Source -
--- START ---

How to Decide What to Blog About

Monday, September 1st, 2008

If you’re interested in marketing or economics (or blogging) and you haven’t read Chris Anderson’s The Long Tail, do it as soon as you can. It’s a brilliant book which explains that although a few market leaders account for the majority of sales in pretty much any industry, in any sales graph there is a ‘long tail’ of less popular items which don’t sell anywhere near as many as the most popular, but when you add them all up together, it still makes up for a lot of sales. For example, in the music business the number one album of the week might sell 100,000 copies, whilst ‘Pipe Organ Classics’ and 100,000 other obscure albums might only sell 1 copy each. If you have a store in a shopping mall (or even a warehouse near an airport) you don’t have enough space to stock 100,000 albums, but if your retail space is a website, you can afford to do that because there are no restrictions on what you can put on the shelves.

A typical ‘long tail’ sales graph might look something like this:

The Long Tail

I could have grabbed that graphic from any number of websites which discuss long-tail theory, but I didn’t need to, because it’s actually the graph of popularity of articles in this blog. The most-popular one is about how mobile phone networks powered by Australian telecommunications provider Optus went down for a day. It racked-up a huge amound of hits on that particular day and has been largely ignored since (much like a cheesy hit song: think Crazy Frog Ringtone, if you even remember what that is). The least-popular article is a little thought-piece I wrote last week about imagining if every product you bought came with a photo of the factory worker who made it. I really like that piece, but nobody else seemed to (think art-school poetry, if you’ve ever read any).

--- END ---

Data listing -
--- START ---

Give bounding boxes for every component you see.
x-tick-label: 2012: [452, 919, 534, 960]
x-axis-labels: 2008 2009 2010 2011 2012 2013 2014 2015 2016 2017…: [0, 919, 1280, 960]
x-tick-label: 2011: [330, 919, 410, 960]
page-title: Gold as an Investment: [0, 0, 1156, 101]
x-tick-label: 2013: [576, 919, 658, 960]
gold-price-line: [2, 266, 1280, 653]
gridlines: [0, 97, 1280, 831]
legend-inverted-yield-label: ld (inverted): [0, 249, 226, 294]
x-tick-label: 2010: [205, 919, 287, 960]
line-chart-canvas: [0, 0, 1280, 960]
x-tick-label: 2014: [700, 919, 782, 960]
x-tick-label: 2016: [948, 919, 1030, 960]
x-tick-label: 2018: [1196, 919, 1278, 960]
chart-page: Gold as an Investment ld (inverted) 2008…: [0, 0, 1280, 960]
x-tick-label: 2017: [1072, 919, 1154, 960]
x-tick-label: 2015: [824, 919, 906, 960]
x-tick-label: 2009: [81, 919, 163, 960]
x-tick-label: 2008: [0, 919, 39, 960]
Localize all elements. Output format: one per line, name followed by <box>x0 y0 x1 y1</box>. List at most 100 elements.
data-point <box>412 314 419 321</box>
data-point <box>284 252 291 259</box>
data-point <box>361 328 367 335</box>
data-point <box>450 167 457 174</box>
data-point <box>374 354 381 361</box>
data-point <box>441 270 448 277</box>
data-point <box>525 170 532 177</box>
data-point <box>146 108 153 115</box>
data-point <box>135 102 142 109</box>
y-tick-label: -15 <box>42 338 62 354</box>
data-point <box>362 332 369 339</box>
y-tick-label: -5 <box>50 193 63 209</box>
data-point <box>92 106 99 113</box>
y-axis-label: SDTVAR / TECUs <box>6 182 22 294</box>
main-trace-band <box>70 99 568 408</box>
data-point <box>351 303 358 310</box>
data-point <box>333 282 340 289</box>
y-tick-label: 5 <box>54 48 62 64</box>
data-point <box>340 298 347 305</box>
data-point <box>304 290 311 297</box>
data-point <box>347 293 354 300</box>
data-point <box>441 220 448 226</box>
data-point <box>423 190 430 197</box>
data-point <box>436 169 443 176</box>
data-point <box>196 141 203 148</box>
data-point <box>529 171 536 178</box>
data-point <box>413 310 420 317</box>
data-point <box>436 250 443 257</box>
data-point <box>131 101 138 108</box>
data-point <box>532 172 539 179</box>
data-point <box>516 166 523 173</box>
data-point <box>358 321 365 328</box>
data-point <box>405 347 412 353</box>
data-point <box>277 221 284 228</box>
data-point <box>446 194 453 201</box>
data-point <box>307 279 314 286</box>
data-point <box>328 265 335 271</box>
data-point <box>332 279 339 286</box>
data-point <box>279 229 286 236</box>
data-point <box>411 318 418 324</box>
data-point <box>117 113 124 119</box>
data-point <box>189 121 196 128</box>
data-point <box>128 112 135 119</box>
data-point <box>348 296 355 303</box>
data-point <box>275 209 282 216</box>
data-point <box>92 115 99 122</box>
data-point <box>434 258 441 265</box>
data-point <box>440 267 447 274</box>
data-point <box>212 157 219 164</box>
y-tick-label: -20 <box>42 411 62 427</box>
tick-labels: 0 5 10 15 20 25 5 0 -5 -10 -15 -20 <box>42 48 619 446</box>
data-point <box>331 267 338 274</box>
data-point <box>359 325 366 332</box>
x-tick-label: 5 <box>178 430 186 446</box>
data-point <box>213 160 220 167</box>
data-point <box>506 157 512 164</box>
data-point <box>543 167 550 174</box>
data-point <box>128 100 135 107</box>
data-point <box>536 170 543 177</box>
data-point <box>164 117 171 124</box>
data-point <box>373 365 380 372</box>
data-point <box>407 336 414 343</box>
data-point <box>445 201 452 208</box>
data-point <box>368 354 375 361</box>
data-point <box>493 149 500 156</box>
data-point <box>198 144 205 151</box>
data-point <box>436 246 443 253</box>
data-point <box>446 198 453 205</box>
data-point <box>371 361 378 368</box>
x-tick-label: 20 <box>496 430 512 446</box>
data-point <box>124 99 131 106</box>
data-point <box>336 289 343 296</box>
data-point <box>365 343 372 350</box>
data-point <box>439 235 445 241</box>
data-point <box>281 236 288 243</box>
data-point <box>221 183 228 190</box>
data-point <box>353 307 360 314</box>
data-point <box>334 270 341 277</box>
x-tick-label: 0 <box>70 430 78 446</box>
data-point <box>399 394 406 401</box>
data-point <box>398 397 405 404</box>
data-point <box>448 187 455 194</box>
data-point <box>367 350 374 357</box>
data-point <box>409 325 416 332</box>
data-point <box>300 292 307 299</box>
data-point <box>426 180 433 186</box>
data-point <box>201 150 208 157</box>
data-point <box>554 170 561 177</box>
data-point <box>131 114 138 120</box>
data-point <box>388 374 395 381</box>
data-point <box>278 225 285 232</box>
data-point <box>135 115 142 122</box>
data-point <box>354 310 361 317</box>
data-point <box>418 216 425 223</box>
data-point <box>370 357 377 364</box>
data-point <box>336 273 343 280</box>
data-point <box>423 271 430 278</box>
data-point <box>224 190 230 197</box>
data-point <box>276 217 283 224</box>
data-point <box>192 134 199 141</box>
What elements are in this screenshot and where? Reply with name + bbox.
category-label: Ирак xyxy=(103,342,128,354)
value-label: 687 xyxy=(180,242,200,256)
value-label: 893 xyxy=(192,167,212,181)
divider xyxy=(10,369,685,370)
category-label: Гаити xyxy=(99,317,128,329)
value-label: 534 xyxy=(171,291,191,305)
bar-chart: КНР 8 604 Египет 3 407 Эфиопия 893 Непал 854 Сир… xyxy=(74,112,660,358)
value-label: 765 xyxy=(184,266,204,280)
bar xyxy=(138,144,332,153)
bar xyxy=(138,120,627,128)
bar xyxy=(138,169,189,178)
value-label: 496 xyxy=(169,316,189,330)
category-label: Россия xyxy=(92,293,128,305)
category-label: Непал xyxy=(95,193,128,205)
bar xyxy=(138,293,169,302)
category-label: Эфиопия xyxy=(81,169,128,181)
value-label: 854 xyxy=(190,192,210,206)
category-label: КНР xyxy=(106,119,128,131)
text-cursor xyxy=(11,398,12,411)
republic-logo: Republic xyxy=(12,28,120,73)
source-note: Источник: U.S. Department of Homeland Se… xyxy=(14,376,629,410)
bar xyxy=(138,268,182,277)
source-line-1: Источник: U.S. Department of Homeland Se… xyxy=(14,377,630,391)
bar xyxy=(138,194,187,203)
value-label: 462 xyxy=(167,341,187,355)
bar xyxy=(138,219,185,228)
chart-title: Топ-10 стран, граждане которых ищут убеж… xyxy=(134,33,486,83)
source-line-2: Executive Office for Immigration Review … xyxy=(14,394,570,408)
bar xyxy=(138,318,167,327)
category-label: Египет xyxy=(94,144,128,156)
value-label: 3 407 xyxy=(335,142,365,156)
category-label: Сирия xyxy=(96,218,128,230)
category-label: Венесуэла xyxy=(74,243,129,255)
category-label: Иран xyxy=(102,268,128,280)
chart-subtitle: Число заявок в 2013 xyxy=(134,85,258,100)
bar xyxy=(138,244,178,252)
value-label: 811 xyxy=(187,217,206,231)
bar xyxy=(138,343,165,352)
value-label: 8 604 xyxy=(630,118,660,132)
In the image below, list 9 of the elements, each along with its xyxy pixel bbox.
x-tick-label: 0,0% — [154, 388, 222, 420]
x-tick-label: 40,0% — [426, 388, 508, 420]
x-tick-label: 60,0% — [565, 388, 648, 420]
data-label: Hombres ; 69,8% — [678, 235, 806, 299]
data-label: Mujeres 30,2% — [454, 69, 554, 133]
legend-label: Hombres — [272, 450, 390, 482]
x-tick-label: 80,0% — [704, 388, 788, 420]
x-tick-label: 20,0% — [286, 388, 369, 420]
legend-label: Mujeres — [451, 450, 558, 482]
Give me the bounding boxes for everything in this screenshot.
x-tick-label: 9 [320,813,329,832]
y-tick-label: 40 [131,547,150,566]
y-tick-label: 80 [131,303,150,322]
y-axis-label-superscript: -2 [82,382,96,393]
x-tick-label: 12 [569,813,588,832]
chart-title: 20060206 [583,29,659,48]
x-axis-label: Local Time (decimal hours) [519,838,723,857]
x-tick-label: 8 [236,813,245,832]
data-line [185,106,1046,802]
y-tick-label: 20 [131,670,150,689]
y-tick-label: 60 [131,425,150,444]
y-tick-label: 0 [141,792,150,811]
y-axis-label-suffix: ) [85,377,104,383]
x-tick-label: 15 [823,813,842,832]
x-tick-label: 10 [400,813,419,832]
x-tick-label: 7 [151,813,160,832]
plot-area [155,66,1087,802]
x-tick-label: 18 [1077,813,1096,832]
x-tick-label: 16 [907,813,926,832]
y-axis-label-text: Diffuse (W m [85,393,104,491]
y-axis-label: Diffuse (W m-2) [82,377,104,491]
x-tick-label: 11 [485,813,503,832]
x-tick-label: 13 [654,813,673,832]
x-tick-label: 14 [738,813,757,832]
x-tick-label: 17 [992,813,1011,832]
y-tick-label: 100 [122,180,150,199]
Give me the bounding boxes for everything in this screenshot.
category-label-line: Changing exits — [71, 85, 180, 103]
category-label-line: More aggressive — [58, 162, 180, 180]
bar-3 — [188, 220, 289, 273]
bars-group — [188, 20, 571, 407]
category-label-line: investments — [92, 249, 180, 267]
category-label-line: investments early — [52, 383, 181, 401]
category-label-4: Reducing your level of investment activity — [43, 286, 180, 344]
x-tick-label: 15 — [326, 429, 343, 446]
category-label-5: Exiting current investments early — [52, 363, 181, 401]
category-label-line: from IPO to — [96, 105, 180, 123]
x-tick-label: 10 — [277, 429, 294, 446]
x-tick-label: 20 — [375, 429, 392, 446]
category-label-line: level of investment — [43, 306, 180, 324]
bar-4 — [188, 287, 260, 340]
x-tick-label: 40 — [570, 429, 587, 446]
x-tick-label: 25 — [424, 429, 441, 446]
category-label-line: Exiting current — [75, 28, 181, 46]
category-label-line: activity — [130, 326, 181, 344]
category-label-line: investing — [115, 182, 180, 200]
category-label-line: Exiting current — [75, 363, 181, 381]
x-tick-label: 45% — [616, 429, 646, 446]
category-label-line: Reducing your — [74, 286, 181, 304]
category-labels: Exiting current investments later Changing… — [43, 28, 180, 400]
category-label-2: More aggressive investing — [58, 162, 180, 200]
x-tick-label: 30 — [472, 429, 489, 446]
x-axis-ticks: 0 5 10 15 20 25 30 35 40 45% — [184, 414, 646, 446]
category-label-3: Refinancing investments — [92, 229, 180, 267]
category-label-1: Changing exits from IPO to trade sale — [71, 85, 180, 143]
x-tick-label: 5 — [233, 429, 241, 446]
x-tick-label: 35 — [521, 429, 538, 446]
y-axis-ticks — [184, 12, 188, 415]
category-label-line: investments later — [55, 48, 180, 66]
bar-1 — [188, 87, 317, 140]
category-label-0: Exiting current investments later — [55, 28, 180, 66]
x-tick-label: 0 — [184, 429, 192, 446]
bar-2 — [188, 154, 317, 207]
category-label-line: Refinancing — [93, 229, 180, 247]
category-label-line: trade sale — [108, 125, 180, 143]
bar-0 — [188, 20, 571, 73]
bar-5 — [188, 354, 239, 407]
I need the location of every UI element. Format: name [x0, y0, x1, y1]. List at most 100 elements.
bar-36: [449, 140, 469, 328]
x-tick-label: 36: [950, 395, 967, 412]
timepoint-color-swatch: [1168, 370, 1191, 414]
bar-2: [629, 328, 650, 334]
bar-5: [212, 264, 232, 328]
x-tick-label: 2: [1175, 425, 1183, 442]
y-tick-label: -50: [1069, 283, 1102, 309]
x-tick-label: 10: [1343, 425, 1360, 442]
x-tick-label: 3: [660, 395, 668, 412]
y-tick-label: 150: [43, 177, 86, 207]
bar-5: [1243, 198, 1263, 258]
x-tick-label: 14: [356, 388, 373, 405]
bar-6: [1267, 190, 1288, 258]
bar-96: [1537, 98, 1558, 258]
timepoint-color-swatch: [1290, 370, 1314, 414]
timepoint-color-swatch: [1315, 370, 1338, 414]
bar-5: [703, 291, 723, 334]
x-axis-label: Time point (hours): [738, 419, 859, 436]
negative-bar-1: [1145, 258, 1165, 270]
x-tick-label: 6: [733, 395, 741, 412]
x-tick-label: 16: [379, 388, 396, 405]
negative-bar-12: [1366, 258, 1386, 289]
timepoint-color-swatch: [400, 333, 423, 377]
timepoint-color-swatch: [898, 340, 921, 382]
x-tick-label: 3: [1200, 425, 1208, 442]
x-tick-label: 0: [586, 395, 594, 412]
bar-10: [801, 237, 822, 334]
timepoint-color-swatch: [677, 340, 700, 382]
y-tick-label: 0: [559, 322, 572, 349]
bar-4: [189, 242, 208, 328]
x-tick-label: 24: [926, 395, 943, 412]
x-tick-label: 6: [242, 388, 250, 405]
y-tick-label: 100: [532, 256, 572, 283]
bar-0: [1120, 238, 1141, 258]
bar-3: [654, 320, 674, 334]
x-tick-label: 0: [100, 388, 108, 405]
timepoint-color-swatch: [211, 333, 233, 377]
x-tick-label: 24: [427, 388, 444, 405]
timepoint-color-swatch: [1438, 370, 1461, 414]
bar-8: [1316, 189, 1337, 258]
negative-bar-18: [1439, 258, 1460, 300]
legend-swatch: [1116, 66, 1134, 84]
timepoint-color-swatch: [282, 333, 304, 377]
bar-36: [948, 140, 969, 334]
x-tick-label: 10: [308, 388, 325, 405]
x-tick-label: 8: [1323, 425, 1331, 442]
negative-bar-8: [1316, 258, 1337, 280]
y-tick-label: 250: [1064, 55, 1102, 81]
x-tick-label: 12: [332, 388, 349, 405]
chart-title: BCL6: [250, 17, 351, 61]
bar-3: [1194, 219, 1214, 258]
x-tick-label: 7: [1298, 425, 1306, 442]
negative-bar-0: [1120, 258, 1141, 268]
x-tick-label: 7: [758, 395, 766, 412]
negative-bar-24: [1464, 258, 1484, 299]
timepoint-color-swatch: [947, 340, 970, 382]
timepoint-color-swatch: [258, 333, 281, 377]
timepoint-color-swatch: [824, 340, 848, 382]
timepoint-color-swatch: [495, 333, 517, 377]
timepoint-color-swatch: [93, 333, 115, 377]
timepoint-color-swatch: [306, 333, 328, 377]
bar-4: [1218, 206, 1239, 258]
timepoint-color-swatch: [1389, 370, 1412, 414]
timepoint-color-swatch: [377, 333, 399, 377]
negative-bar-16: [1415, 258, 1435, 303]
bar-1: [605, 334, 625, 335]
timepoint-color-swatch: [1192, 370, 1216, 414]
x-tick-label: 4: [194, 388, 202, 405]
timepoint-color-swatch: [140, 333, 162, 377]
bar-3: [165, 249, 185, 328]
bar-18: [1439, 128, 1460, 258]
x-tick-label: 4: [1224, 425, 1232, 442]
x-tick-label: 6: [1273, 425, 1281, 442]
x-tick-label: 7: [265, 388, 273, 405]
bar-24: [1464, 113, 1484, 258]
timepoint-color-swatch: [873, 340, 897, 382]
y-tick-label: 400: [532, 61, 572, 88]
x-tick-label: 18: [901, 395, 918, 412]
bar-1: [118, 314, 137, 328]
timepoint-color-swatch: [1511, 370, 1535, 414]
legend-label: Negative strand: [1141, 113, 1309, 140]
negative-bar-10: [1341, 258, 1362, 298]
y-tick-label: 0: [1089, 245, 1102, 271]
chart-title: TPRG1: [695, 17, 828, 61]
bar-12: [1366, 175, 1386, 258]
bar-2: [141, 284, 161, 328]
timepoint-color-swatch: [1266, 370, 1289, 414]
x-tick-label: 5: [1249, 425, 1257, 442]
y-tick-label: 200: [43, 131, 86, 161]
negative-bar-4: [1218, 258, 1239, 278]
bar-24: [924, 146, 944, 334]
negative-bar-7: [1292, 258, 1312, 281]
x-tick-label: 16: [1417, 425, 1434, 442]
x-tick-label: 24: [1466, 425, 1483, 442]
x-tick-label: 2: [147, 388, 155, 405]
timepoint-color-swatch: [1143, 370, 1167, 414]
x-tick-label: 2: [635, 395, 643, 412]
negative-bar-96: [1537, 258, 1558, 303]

--- END ---

What to work on -
(A) Do the following statements agree with the blog post about the long tail? Answer yes or no for each and quote the words from the blog post that decide it.
(i) The number one album of the week might sell 100,000 copies.
(ii) The sales graph shown was taken from another website that discusses long-tail theory.
(iii) The least-popular article in the blog is about the Optus mobile network outage.
(B) In the blog post about the long tail, what is the least-popular article in the blog about?
(C) Write the next paragraph of the blog post about the long tail.

Replies -
(A)
(i) Yes: "the number one album of the week might sell 100,000 copies"
(ii) No: "it’s actually the graph of popularity of articles in this blog"
(iii) No: "The most-popular one is about how mobile phone networks powered by Australian telecommunications provider Optus went down for a day"

(B) It imagines every product you buy coming with a photo of the factory worker who made it.

(C)
But the major hits and the massive misses aren’t the key to success or failure in any business (or any blog). Scoring one big hit is down to a lot of luck and even in pop music, there’s no longer any tried and true recipe to make it happen. The most popular articles (and products) over time are ones your core audience connects with, blogs about and tells their friends about. Here at Zakazukha Zoo, the most popular articles over time are a post about how to promote your company in Wikipedia, and a couple of different case-studies with practical examples of real-life applications of online marketing strategy.

Whilst it’s fun to write little thought pieces, and it’s tempting to jump on the band wagon and yap about the most popular topic of the day, neither of those is the best strategy for building long-term relationships with readers. If you’re trying to decide what to blog about, follow these rules:

  1. Have a list somewhere of things you want to blog about, don’t rely on just coming up with something insightful every day. Unless you’re The Buddha, you won’t.
  2. Ask your audience what they want to read about.
  3. Keep an eye on your most popular articles and follow suit.
  4. Don’t just follow the bandwagon, if you want respect (and readers), be a leader.
  5. Whinging can be fun and it’s good to get things off your chest, but before you hit the publish button, ask yourself whether your motivation is really to make the blog world a better place.
  6. If you treat your blog like a soapbox, your readers will expect suds.
  7. Before you write anything, ask yourself ‘would I still write this even if I knew no-one was listening?’
  8. If you wouldn’t be proud of it in ten years time, don’t write it.
  9. If you don’t want your grandchildren to read it, don’t write it.
  10. If you don’t want your mother to read it, don’t write it.
  11. Check you’re speling and grammar if you want people to take you seriously.
  12. Don’t blog when you’re angry.
  13. Every blog post is a job interview.
  14. Think about what people who disagree with your point of view will say, because they will.
  15. Anything you say will end up somewhere on that long tail graph, but aim for the left.
  16. You don’t have to blog.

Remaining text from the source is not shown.